- [Data for processing]:

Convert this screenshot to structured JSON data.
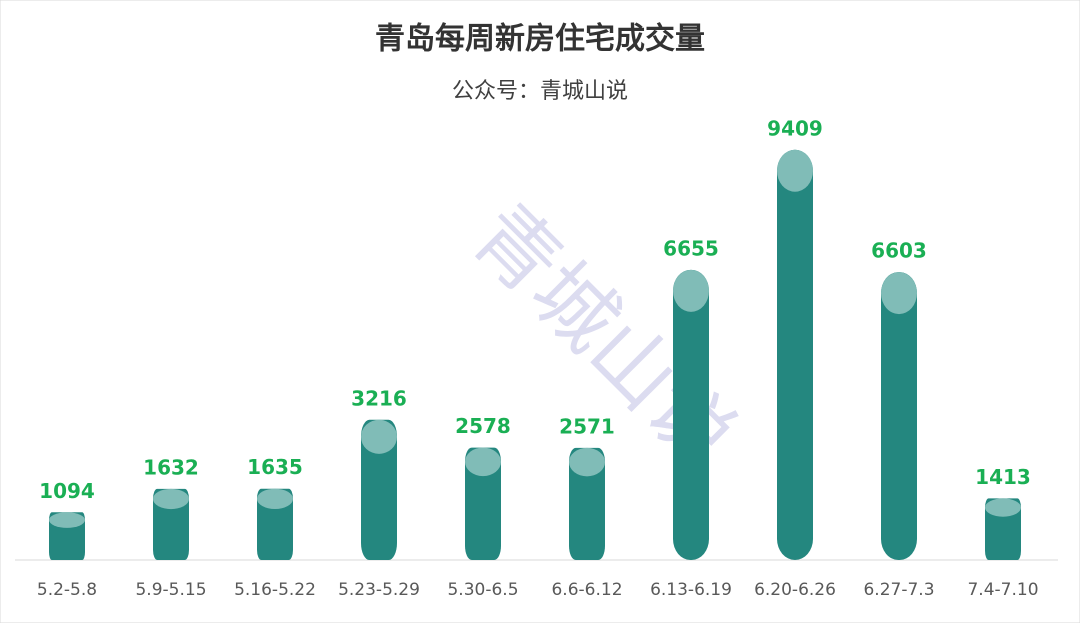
{
  "chart_data": {
    "type": "bar",
    "title": "青岛每周新房住宅成交量",
    "subtitle": "公众号：青城山说",
    "watermark": "青城山说",
    "categories": [
      "5.2-5.8",
      "5.9-5.15",
      "5.16-5.22",
      "5.23-5.29",
      "5.30-6.5",
      "6.6-6.12",
      "6.13-6.19",
      "6.20-6.26",
      "6.27-7.3",
      "7.4-7.10"
    ],
    "values": [
      1094,
      1632,
      1635,
      3216,
      2578,
      2571,
      6655,
      9409,
      6603,
      1413
    ],
    "color": "#24877f",
    "cap_color": "#80bcb7",
    "label_color": "#1aaf54",
    "ylim": [
      0,
      10000
    ]
  }
}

- [Exercise description]:
Return each line of the data, keeping its wording exact and omitting pictures.

- [Full solution]:
Convert this screenshot to structured JSON data.
{
  "chart_data": {
    "type": "bar",
    "title": "青岛每周新房住宅成交量",
    "subtitle": "公众号：青城山说",
    "watermark": "青城山说",
    "categories": [
      "5.2-5.8",
      "5.9-5.15",
      "5.16-5.22",
      "5.23-5.29",
      "5.30-6.5",
      "6.6-6.12",
      "6.13-6.19",
      "6.20-6.26",
      "6.27-7.3",
      "7.4-7.10"
    ],
    "values": [
      1094,
      1632,
      1635,
      3216,
      2578,
      2571,
      6655,
      9409,
      6603,
      1413
    ],
    "color": "#24877f",
    "cap_color": "#80bcb7",
    "label_color": "#1aaf54",
    "ylim": [
      0,
      10000
    ]
  }
}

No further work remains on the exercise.